Begin RECORDS FOR PROCESSING
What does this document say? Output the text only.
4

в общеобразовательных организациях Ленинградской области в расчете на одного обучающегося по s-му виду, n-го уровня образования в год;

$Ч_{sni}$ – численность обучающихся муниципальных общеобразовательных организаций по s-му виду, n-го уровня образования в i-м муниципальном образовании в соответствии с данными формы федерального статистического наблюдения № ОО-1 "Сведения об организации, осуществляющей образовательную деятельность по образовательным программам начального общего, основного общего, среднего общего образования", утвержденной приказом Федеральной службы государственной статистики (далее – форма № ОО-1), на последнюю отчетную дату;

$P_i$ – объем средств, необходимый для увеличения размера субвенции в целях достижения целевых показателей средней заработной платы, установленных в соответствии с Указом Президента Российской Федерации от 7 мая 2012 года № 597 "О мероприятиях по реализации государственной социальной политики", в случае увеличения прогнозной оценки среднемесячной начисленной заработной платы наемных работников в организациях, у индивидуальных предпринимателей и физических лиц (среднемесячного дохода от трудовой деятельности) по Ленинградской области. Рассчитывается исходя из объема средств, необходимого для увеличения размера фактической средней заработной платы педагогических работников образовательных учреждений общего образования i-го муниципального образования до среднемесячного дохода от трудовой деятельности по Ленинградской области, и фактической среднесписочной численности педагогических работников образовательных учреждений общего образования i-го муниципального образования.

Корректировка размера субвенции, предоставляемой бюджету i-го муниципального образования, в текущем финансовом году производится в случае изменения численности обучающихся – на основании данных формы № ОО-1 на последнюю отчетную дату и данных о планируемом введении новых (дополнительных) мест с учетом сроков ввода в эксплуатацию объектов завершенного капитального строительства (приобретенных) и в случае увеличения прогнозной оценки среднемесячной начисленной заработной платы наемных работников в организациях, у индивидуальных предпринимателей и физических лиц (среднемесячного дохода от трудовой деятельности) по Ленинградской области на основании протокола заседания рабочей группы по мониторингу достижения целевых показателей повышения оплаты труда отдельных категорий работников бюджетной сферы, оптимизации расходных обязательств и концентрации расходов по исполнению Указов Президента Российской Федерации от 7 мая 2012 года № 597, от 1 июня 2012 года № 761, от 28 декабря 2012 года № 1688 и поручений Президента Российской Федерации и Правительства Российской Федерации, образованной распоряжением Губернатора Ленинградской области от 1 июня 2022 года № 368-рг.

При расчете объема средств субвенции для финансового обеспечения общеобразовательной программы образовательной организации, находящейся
End RECORDS FOR PROCESSING
WHAT THIS TASK INVOLVES —
Retype every entry above, word for word.

SOLUTION —
What does this document say? Output the text only.
4

в общеобразовательных организациях Ленинградской области в расчете на одного обучающегося по s-му виду, n-го уровня образования в год;

$Ч_{sni}$ – численность обучающихся муниципальных общеобразовательных организаций по s-му виду, n-го уровня образования в i-м муниципальном образовании в соответствии с данными формы федерального статистического наблюдения № ОО-1 "Сведения об организации, осуществляющей образовательную деятельность по образовательным программам начального общего, основного общего, среднего общего образования", утвержденной приказом Федеральной службы государственной статистики (далее – форма № ОО-1), на последнюю отчетную дату;

$P_i$ – объем средств, необходимый для увеличения размера субвенции в целях достижения целевых показателей средней заработной платы, установленных в соответствии с Указом Президента Российской Федерации от 7 мая 2012 года № 597 "О мероприятиях по реализации государственной социальной политики", в случае увеличения прогнозной оценки среднемесячной начисленной заработной платы наемных работников в организациях, у индивидуальных предпринимателей и физических лиц (среднемесячного дохода от трудовой деятельности) по Ленинградской области. Рассчитывается исходя из объема средств, необходимого для увеличения размера фактической средней заработной платы педагогических работников образовательных учреждений общего образования i-го муниципального образования до среднемесячного дохода от трудовой деятельности по Ленинградской области, и фактической среднесписочной численности педагогических работников образовательных учреждений общего образования i-го муниципального образования.

Корректировка размера субвенции, предоставляемой бюджету i-го муниципального образования, в текущем финансовом году производится в случае изменения численности обучающихся – на основании данных формы № ОО-1 на последнюю отчетную дату и данных о планируемом введении новых (дополнительных) мест с учетом сроков ввода в эксплуатацию объектов завершенного капитального строительства (приобретенных) и в случае увеличения прогнозной оценки среднемесячной начисленной заработной платы наемных работников в организациях, у индивидуальных предпринимателей и физических лиц (среднемесячного дохода от трудовой деятельности) по Ленинградской области на основании протокола заседания рабочей группы по мониторингу достижения целевых показателей повышения оплаты труда отдельных категорий работников бюджетной сферы, оптимизации расходных обязательств и концентрации расходов по исполнению Указов Президента Российской Федерации от 7 мая 2012 года № 597, от 1 июня 2012 года № 761, от 28 декабря 2012 года № 1688 и поручений Президента Российской Федерации и Правительства Российской Федерации, образованной распоряжением Губернатора Ленинградской области от 1 июня 2022 года № 368-рг.

При расчете объема средств субвенции для финансового обеспечения общеобразовательной программы образовательной организации, находящейся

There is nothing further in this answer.